*Your task:*
What is the number of lines containing the string "Oberts"? Answer with the number only.

*Information given:*
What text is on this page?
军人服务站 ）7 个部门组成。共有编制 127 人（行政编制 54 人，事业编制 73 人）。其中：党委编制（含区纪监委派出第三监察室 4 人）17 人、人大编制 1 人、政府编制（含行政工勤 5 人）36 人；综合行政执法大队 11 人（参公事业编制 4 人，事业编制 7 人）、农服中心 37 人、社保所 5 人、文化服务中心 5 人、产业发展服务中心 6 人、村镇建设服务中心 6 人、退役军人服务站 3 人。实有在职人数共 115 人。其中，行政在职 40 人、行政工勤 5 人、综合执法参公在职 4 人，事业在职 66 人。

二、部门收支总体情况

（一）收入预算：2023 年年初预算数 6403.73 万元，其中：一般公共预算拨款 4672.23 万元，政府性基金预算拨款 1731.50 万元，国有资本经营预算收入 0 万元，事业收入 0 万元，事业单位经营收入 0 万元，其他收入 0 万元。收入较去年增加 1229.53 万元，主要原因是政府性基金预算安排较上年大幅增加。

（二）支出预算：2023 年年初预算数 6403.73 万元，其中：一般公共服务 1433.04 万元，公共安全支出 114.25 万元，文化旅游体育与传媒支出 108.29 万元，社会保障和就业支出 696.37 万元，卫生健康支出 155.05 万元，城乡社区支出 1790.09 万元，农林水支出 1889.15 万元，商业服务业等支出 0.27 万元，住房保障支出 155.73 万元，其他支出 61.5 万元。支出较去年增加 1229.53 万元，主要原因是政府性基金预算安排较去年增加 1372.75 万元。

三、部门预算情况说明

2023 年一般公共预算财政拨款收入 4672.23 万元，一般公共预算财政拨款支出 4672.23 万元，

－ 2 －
==
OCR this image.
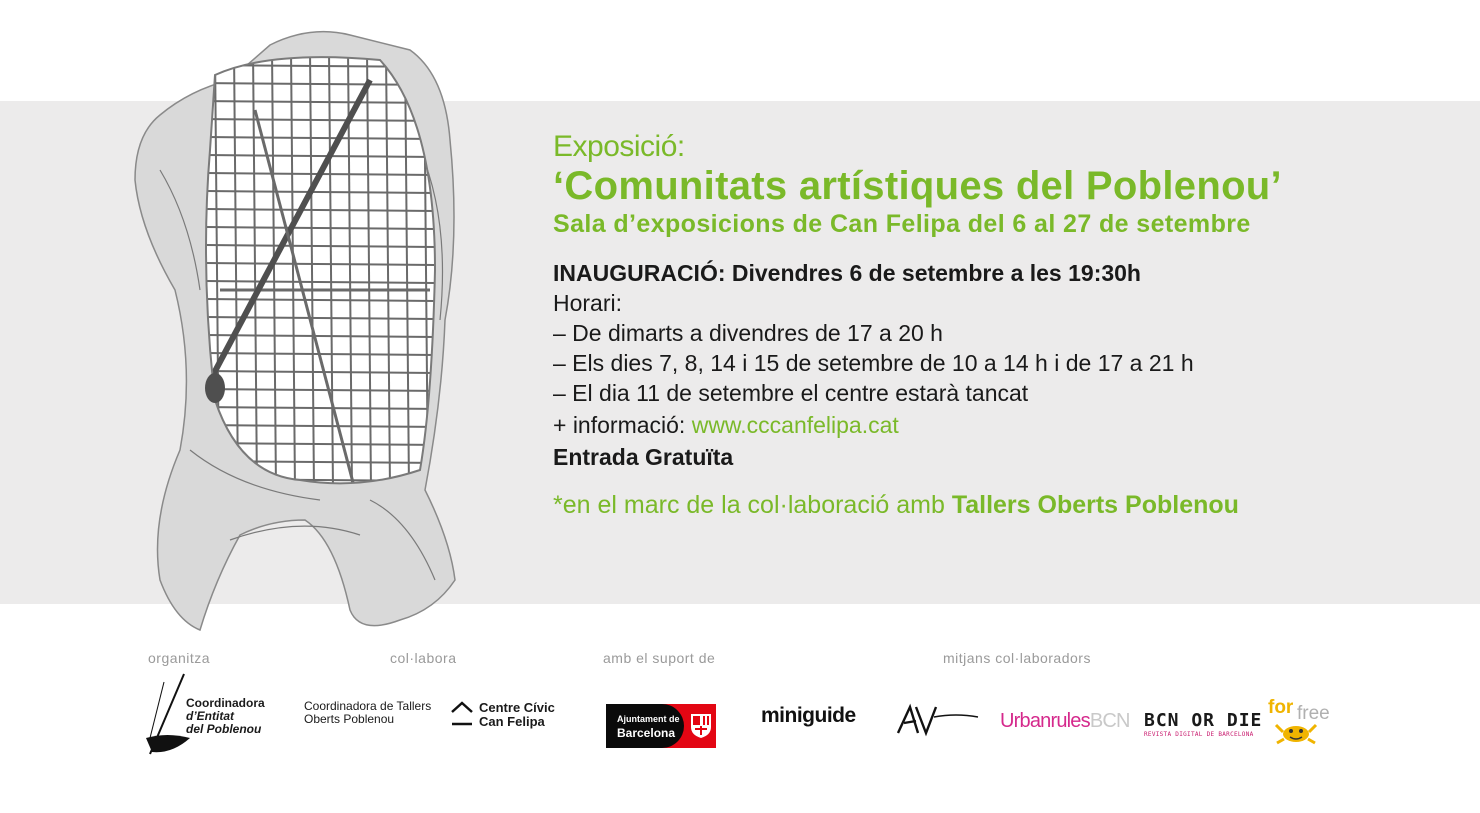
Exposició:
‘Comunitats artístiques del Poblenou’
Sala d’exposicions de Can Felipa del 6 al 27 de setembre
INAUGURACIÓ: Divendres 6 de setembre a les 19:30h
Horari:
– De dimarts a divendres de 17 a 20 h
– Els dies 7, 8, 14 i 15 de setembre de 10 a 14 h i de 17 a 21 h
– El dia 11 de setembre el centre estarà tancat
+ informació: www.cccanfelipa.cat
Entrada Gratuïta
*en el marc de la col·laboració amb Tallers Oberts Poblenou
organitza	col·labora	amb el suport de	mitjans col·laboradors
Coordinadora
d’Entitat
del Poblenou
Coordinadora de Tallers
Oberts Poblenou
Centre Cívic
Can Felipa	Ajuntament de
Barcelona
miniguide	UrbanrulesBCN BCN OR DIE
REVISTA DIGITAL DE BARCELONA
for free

*Correct response:*
2